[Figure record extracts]
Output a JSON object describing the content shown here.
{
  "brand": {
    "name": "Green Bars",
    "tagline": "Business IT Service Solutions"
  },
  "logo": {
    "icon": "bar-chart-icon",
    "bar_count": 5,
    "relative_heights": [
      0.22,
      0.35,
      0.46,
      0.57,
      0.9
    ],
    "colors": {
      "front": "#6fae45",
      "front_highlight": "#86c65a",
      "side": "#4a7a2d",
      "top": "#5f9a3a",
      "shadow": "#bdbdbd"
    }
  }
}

* **WHAT IS NEEDED**
Word for word, write out the data.

* **REPLY**
Output a JSON object describing the content shown here.
{
  "brand": {
    "name": "Green Bars",
    "tagline": "Business IT Service Solutions"
  },
  "logo": {
    "icon": "bar-chart-icon",
    "bar_count": 5,
    "relative_heights": [
      0.22,
      0.35,
      0.46,
      0.57,
      0.9
    ],
    "colors": {
      "front": "#6fae45",
      "front_highlight": "#86c65a",
      "side": "#4a7a2d",
      "top": "#5f9a3a",
      "shadow": "#bdbdbd"
    }
  }
}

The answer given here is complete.